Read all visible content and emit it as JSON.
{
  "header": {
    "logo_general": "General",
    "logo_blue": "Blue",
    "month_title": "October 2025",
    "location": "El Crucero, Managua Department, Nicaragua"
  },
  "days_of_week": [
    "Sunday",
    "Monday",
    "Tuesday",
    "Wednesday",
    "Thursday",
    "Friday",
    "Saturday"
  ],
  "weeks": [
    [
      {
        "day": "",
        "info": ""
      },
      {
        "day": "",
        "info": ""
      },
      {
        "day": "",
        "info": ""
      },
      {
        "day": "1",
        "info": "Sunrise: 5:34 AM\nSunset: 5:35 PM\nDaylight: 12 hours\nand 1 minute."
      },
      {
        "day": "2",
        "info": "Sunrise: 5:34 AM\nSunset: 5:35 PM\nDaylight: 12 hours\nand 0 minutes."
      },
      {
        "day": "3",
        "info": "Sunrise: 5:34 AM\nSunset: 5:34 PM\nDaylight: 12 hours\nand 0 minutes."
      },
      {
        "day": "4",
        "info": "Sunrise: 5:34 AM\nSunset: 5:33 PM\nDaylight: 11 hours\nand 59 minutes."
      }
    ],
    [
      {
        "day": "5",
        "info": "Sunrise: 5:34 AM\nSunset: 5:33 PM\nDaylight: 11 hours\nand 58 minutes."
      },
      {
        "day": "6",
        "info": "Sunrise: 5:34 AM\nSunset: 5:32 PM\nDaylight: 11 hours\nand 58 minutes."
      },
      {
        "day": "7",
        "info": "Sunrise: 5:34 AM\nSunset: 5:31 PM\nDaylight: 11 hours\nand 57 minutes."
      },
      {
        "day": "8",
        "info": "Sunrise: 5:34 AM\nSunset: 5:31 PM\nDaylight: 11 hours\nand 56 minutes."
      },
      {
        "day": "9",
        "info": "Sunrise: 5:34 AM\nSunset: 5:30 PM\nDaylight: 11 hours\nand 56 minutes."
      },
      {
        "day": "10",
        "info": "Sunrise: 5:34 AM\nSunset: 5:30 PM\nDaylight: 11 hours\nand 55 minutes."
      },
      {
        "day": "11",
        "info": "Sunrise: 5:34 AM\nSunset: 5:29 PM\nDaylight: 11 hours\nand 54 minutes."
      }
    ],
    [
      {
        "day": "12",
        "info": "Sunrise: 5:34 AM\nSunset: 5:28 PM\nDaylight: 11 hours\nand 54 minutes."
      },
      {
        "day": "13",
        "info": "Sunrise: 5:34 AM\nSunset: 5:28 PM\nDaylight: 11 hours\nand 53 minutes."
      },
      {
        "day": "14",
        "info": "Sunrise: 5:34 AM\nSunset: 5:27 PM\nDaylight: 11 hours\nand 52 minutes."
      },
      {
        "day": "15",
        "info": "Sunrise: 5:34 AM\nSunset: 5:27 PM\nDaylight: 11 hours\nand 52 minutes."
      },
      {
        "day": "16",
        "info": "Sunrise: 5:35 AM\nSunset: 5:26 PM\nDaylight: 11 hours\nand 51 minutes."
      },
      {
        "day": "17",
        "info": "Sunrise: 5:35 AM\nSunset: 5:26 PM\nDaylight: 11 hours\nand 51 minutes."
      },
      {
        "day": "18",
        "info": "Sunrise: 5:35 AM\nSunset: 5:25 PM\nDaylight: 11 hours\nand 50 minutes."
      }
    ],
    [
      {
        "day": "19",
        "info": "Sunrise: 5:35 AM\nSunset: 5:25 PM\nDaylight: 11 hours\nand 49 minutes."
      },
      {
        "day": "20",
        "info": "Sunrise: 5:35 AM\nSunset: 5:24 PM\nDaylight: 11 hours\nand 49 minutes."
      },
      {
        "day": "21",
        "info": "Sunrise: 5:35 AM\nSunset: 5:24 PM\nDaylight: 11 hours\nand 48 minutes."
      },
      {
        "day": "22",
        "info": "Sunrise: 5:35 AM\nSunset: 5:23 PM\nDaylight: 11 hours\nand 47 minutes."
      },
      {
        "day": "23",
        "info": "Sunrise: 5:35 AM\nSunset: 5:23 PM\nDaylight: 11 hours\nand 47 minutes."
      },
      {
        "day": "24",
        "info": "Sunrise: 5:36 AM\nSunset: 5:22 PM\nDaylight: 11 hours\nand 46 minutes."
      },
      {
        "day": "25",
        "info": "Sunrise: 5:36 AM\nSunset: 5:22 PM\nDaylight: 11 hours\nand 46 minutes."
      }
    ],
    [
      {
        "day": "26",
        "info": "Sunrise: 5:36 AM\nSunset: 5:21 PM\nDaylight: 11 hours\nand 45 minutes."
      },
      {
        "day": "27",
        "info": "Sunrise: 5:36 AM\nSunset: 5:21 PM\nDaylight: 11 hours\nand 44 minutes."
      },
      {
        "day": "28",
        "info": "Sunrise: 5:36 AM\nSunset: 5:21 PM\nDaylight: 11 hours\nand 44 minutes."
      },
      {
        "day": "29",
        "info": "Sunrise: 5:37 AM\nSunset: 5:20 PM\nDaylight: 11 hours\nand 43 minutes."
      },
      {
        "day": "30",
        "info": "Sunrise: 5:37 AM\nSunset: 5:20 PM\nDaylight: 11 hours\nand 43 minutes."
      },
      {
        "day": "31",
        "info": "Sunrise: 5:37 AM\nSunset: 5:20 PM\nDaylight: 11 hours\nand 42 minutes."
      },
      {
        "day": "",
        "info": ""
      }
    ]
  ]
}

* **Task instructions**
From the listing above, extract all records word for word.

* **Result**
Read all visible content and emit it as JSON.
{
  "header": {
    "logo_general": "General",
    "logo_blue": "Blue",
    "month_title": "October 2025",
    "location": "El Crucero, Managua Department, Nicaragua"
  },
  "days_of_week": [
    "Sunday",
    "Monday",
    "Tuesday",
    "Wednesday",
    "Thursday",
    "Friday",
    "Saturday"
  ],
  "weeks": [
    [
      {
        "day": "",
        "info": ""
      },
      {
        "day": "",
        "info": ""
      },
      {
        "day": "",
        "info": ""
      },
      {
        "day": "1",
        "info": "Sunrise: 5:34 AM\nSunset: 5:35 PM\nDaylight: 12 hours\nand 1 minute."
      },
      {
        "day": "2",
        "info": "Sunrise: 5:34 AM\nSunset: 5:35 PM\nDaylight: 12 hours\nand 0 minutes."
      },
      {
        "day": "3",
        "info": "Sunrise: 5:34 AM\nSunset: 5:34 PM\nDaylight: 12 hours\nand 0 minutes."
      },
      {
        "day": "4",
        "info": "Sunrise: 5:34 AM\nSunset: 5:33 PM\nDaylight: 11 hours\nand 59 minutes."
      }
    ],
    [
      {
        "day": "5",
        "info": "Sunrise: 5:34 AM\nSunset: 5:33 PM\nDaylight: 11 hours\nand 58 minutes."
      },
      {
        "day": "6",
        "info": "Sunrise: 5:34 AM\nSunset: 5:32 PM\nDaylight: 11 hours\nand 58 minutes."
      },
      {
        "day": "7",
        "info": "Sunrise: 5:34 AM\nSunset: 5:31 PM\nDaylight: 11 hours\nand 57 minutes."
      },
      {
        "day": "8",
        "info": "Sunrise: 5:34 AM\nSunset: 5:31 PM\nDaylight: 11 hours\nand 56 minutes."
      },
      {
        "day": "9",
        "info": "Sunrise: 5:34 AM\nSunset: 5:30 PM\nDaylight: 11 hours\nand 56 minutes."
      },
      {
        "day": "10",
        "info": "Sunrise: 5:34 AM\nSunset: 5:30 PM\nDaylight: 11 hours\nand 55 minutes."
      },
      {
        "day": "11",
        "info": "Sunrise: 5:34 AM\nSunset: 5:29 PM\nDaylight: 11 hours\nand 54 minutes."
      }
    ],
    [
      {
        "day": "12",
        "info": "Sunrise: 5:34 AM\nSunset: 5:28 PM\nDaylight: 11 hours\nand 54 minutes."
      },
      {
        "day": "13",
        "info": "Sunrise: 5:34 AM\nSunset: 5:28 PM\nDaylight: 11 hours\nand 53 minutes."
      },
      {
        "day": "14",
        "info": "Sunrise: 5:34 AM\nSunset: 5:27 PM\nDaylight: 11 hours\nand 52 minutes."
      },
      {
        "day": "15",
        "info": "Sunrise: 5:34 AM\nSunset: 5:27 PM\nDaylight: 11 hours\nand 52 minutes."
      },
      {
        "day": "16",
        "info": "Sunrise: 5:35 AM\nSunset: 5:26 PM\nDaylight: 11 hours\nand 51 minutes."
      },
      {
        "day": "17",
        "info": "Sunrise: 5:35 AM\nSunset: 5:26 PM\nDaylight: 11 hours\nand 51 minutes."
      },
      {
        "day": "18",
        "info": "Sunrise: 5:35 AM\nSunset: 5:25 PM\nDaylight: 11 hours\nand 50 minutes."
      }
    ],
    [
      {
        "day": "19",
        "info": "Sunrise: 5:35 AM\nSunset: 5:25 PM\nDaylight: 11 hours\nand 49 minutes."
      },
      {
        "day": "20",
        "info": "Sunrise: 5:35 AM\nSunset: 5:24 PM\nDaylight: 11 hours\nand 49 minutes."
      },
      {
        "day": "21",
        "info": "Sunrise: 5:35 AM\nSunset: 5:24 PM\nDaylight: 11 hours\nand 48 minutes."
      },
      {
        "day": "22",
        "info": "Sunrise: 5:35 AM\nSunset: 5:23 PM\nDaylight: 11 hours\nand 47 minutes."
      },
      {
        "day": "23",
        "info": "Sunrise: 5:35 AM\nSunset: 5:23 PM\nDaylight: 11 hours\nand 47 minutes."
      },
      {
        "day": "24",
        "info": "Sunrise: 5:36 AM\nSunset: 5:22 PM\nDaylight: 11 hours\nand 46 minutes."
      },
      {
        "day": "25",
        "info": "Sunrise: 5:36 AM\nSunset: 5:22 PM\nDaylight: 11 hours\nand 46 minutes."
      }
    ],
    [
      {
        "day": "26",
        "info": "Sunrise: 5:36 AM\nSunset: 5:21 PM\nDaylight: 11 hours\nand 45 minutes."
      },
      {
        "day": "27",
        "info": "Sunrise: 5:36 AM\nSunset: 5:21 PM\nDaylight: 11 hours\nand 44 minutes."
      },
      {
        "day": "28",
        "info": "Sunrise: 5:36 AM\nSunset: 5:21 PM\nDaylight: 11 hours\nand 44 minutes."
      },
      {
        "day": "29",
        "info": "Sunrise: 5:37 AM\nSunset: 5:20 PM\nDaylight: 11 hours\nand 43 minutes."
      },
      {
        "day": "30",
        "info": "Sunrise: 5:37 AM\nSunset: 5:20 PM\nDaylight: 11 hours\nand 43 minutes."
      },
      {
        "day": "31",
        "info": "Sunrise: 5:37 AM\nSunset: 5:20 PM\nDaylight: 11 hours\nand 42 minutes."
      },
      {
        "day": "",
        "info": ""
      }
    ]
  ]
}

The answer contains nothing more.